- **TASK TO CARRY OUT**: Go through the entries and say how many lines contain the string "files". The number is the whole answer.

- **PROVIDED INFORMATION**:
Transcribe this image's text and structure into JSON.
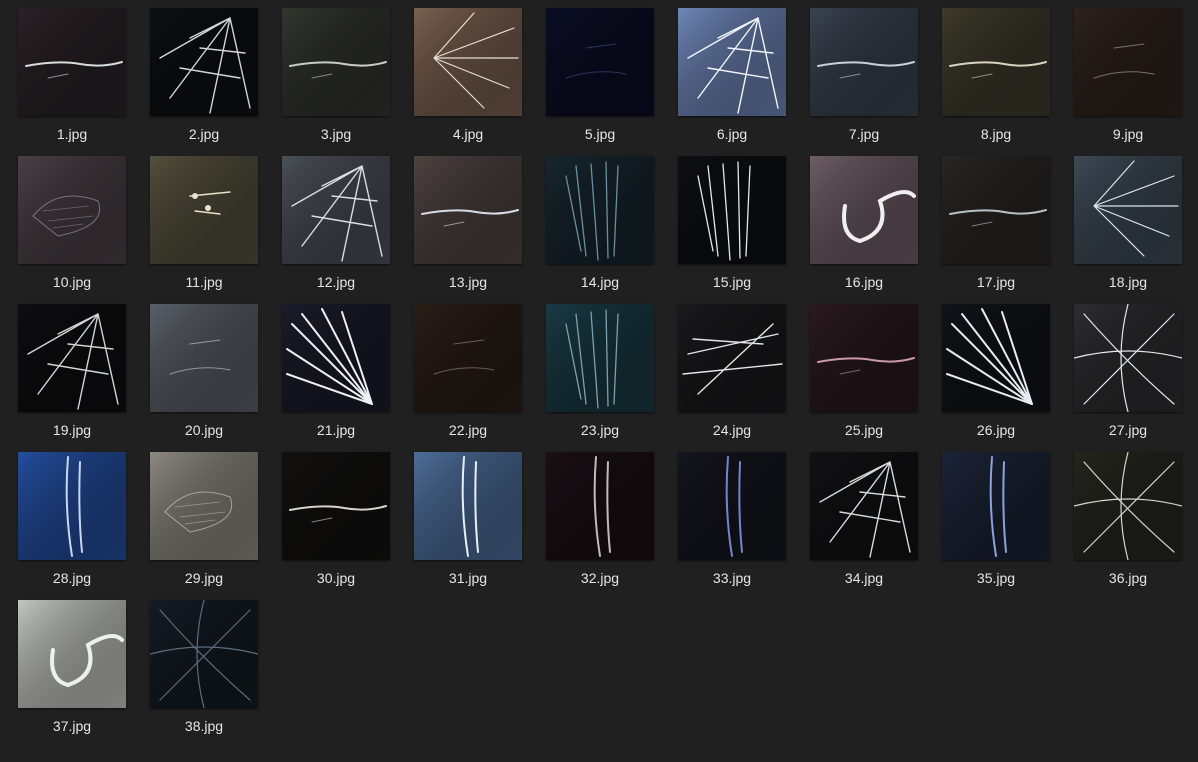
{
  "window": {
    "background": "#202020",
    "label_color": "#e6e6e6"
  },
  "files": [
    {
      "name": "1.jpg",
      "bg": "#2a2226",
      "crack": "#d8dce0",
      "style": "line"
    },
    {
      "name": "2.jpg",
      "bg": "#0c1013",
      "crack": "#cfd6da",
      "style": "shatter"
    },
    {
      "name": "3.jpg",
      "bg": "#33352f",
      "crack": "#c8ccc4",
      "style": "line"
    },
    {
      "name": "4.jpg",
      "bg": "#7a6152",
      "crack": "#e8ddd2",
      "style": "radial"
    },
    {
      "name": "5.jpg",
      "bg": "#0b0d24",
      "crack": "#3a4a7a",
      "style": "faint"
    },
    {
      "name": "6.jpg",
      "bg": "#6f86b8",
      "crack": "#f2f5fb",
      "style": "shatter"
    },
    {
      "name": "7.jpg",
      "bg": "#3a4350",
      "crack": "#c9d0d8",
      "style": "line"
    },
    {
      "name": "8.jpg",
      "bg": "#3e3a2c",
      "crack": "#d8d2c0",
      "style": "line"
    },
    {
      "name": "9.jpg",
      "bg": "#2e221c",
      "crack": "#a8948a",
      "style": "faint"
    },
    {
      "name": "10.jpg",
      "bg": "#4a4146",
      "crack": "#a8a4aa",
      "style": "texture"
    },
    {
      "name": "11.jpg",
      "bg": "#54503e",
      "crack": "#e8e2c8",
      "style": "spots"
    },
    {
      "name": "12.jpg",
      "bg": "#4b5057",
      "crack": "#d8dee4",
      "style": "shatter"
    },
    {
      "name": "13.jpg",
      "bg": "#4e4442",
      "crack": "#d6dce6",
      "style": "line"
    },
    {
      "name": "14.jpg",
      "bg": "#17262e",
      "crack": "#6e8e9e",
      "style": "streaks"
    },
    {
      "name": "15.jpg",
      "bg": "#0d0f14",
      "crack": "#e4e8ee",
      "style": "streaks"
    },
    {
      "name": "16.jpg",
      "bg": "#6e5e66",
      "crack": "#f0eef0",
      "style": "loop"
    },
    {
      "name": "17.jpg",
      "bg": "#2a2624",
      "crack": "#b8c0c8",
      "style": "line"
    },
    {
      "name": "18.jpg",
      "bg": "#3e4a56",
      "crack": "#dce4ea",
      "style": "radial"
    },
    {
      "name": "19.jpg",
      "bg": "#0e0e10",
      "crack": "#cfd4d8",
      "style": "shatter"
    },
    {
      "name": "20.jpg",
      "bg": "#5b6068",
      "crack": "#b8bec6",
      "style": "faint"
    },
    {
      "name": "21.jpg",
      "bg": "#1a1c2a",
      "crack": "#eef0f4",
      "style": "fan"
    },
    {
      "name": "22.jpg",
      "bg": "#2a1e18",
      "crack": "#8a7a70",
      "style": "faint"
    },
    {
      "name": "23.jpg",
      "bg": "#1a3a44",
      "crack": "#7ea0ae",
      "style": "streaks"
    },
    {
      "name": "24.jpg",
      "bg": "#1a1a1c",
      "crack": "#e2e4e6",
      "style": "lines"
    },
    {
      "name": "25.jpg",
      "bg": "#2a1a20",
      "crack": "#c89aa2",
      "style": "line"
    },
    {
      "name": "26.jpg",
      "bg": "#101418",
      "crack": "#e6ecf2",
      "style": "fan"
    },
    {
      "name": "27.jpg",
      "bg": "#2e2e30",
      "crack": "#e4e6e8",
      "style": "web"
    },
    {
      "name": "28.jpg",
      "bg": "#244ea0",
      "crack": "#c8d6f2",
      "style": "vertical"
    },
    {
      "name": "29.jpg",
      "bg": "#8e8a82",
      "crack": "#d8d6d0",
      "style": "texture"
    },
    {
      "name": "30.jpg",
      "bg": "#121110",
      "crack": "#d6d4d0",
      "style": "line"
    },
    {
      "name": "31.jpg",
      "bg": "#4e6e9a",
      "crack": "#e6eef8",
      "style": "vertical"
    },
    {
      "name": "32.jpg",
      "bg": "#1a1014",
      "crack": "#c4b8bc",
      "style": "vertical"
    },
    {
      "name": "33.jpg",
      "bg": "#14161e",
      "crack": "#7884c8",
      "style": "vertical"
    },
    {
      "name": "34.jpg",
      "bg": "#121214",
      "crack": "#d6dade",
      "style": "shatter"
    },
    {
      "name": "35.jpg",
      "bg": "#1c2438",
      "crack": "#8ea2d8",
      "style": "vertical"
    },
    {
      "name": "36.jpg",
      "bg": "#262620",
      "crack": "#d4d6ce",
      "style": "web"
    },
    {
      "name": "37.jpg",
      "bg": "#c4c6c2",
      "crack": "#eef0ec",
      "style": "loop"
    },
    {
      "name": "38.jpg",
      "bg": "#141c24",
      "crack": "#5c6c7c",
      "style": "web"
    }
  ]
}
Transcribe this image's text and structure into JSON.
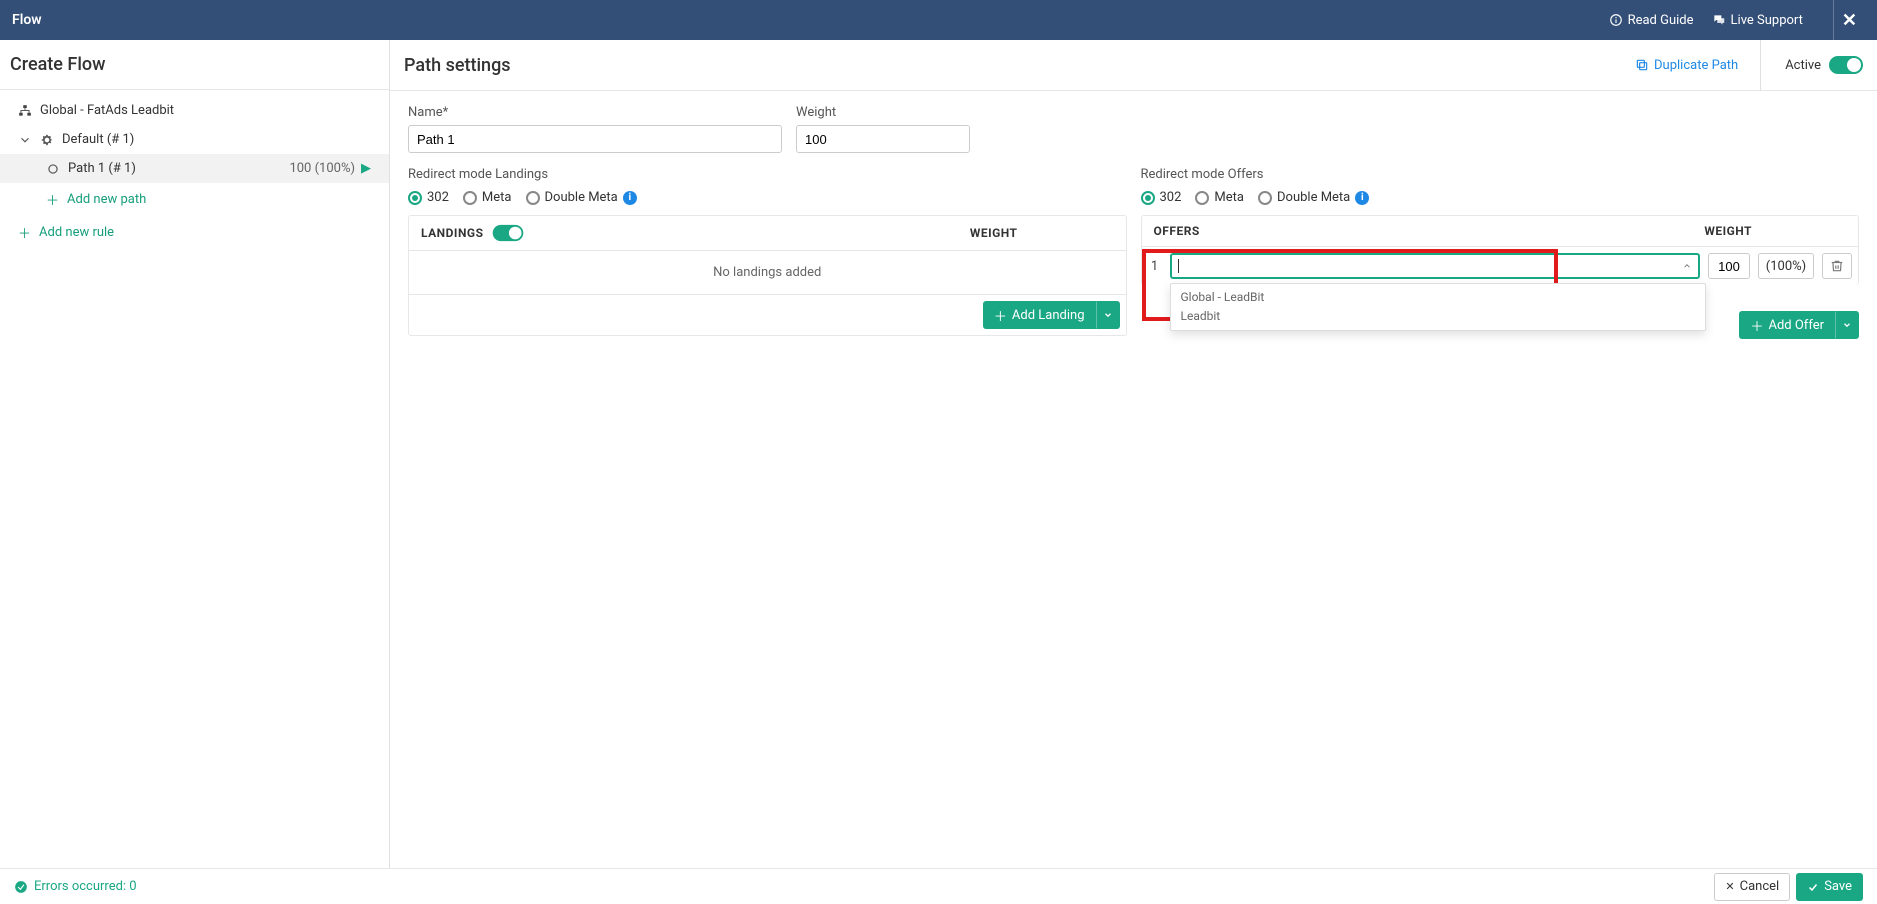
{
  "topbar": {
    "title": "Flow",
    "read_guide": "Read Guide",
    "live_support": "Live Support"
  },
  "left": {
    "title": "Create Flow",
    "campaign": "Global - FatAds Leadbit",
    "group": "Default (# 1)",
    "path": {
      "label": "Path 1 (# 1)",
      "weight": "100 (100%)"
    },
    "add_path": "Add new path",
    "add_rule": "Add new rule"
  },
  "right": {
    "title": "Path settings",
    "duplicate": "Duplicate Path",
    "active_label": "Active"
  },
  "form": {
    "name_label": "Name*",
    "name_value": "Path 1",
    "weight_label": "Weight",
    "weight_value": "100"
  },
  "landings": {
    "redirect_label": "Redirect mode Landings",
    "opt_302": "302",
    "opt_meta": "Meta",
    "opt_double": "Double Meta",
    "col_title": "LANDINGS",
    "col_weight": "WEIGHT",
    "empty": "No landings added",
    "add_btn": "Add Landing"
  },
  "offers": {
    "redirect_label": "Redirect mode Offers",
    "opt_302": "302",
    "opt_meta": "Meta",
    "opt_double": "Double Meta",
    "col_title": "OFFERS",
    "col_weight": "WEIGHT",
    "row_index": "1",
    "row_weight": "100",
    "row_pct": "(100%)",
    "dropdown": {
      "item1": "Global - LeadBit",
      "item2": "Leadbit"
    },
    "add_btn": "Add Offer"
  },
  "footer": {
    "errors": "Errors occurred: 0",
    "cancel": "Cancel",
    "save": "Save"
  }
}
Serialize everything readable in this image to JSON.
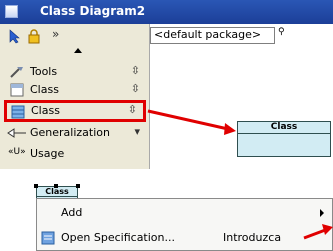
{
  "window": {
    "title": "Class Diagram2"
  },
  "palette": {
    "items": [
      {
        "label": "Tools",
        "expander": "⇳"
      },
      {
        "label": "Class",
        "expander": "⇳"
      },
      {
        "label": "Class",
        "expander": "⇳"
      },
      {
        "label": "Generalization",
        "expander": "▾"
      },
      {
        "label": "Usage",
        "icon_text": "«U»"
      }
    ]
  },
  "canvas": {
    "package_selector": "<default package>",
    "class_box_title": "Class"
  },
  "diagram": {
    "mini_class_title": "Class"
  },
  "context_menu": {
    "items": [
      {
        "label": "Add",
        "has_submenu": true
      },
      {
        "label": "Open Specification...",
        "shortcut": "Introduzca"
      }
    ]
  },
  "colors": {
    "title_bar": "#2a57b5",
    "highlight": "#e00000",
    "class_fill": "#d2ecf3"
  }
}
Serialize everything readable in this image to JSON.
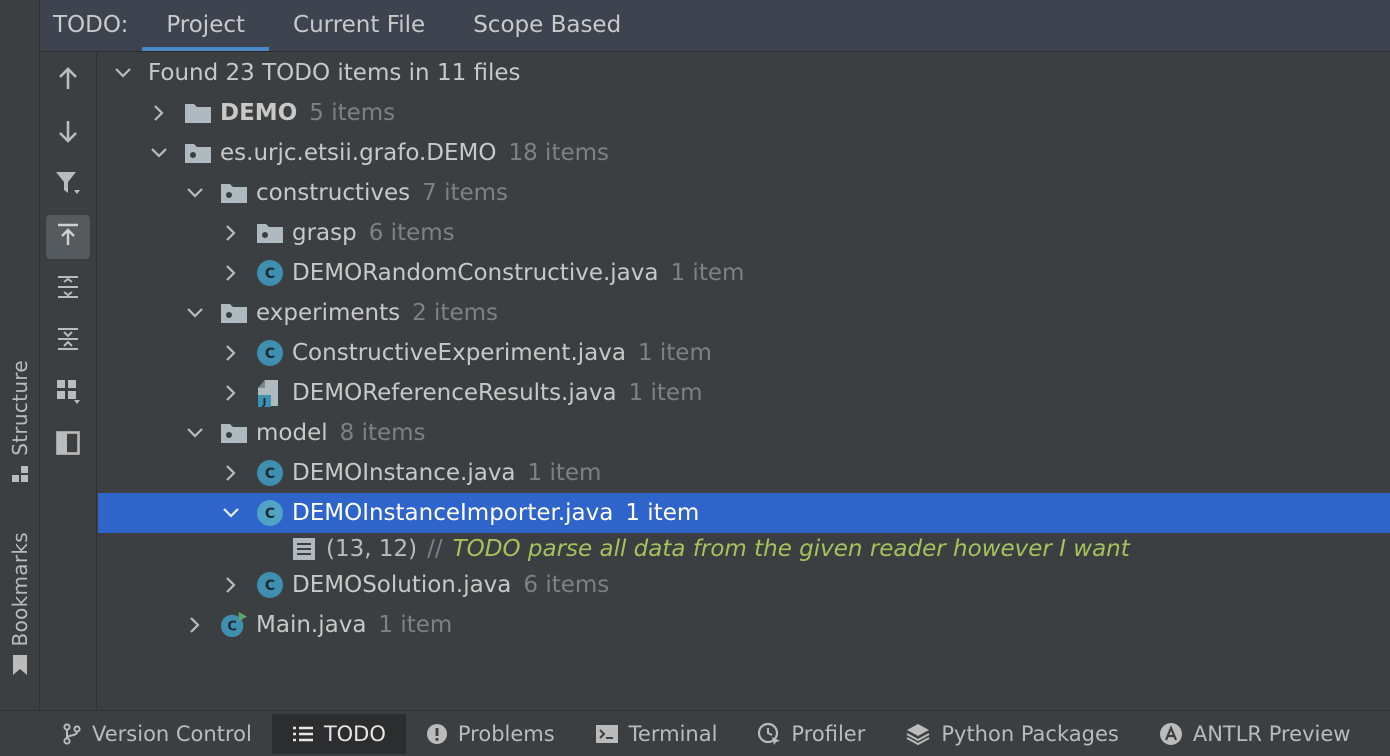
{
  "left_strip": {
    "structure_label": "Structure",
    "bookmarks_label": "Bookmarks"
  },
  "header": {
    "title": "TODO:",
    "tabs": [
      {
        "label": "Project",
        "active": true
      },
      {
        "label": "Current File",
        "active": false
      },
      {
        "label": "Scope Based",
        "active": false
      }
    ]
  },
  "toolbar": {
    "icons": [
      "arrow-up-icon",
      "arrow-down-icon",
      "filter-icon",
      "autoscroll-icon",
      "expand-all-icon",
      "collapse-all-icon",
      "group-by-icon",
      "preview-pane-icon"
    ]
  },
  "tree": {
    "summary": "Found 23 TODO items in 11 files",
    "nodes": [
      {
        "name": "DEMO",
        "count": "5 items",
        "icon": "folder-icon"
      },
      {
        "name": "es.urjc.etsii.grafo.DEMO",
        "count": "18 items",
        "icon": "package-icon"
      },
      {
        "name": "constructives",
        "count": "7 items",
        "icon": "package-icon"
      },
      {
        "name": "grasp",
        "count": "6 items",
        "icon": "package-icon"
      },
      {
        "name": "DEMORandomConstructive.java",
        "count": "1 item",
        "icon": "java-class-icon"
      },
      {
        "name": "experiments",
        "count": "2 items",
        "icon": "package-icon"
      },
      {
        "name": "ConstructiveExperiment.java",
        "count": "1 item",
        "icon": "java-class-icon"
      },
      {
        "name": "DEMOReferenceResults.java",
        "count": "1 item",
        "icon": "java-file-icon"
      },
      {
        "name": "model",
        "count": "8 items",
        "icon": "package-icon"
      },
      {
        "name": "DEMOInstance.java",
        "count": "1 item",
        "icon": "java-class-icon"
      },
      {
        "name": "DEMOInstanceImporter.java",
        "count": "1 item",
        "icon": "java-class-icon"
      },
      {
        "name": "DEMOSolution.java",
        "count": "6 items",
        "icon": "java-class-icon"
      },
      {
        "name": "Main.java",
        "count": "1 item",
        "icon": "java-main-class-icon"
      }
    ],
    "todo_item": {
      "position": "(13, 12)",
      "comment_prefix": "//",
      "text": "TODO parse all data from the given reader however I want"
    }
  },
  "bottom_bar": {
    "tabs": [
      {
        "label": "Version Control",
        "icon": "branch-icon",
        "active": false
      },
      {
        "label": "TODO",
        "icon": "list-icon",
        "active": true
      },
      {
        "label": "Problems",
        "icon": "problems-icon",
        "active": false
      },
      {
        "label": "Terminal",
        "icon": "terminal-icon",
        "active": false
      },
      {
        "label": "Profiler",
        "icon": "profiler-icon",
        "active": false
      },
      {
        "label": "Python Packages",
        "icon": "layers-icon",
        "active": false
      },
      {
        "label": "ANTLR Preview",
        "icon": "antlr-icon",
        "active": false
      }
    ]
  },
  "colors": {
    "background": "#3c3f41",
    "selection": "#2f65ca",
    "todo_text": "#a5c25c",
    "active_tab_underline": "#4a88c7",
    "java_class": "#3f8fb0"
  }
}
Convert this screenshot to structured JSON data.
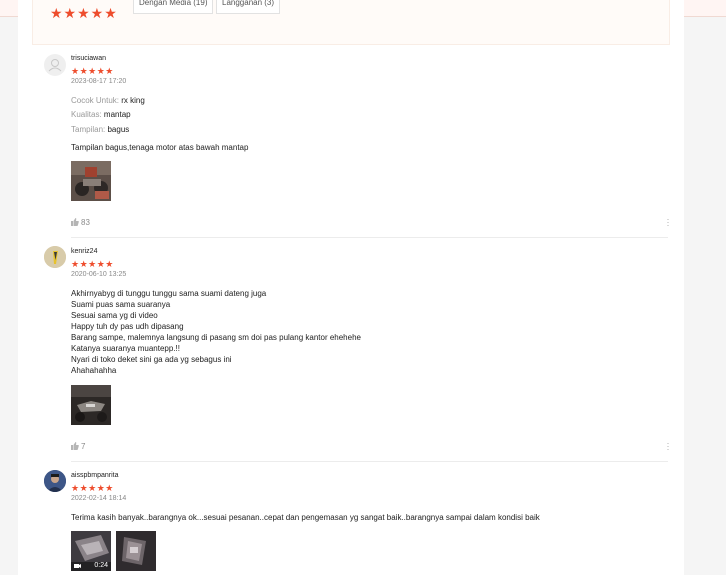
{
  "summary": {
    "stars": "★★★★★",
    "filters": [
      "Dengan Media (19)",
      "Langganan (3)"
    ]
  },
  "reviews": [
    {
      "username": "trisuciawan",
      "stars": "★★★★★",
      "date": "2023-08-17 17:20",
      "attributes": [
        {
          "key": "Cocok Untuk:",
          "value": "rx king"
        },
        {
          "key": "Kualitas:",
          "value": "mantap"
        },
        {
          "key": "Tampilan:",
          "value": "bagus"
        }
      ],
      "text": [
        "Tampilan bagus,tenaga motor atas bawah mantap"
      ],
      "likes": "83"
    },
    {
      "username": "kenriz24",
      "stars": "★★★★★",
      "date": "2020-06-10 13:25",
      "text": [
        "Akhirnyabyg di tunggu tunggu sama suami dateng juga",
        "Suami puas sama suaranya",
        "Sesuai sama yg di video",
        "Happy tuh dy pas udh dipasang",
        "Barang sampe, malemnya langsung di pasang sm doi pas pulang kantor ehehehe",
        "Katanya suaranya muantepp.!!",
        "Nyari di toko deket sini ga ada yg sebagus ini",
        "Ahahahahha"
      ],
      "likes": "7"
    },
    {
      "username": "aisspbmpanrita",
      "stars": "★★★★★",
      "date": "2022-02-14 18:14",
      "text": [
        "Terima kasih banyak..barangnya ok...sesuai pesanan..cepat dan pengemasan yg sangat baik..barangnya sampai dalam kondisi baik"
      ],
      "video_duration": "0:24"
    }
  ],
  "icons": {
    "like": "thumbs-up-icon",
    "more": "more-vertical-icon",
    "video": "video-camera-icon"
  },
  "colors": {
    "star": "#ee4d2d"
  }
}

- **RESPONSE TO THIS EXERCISE**: 2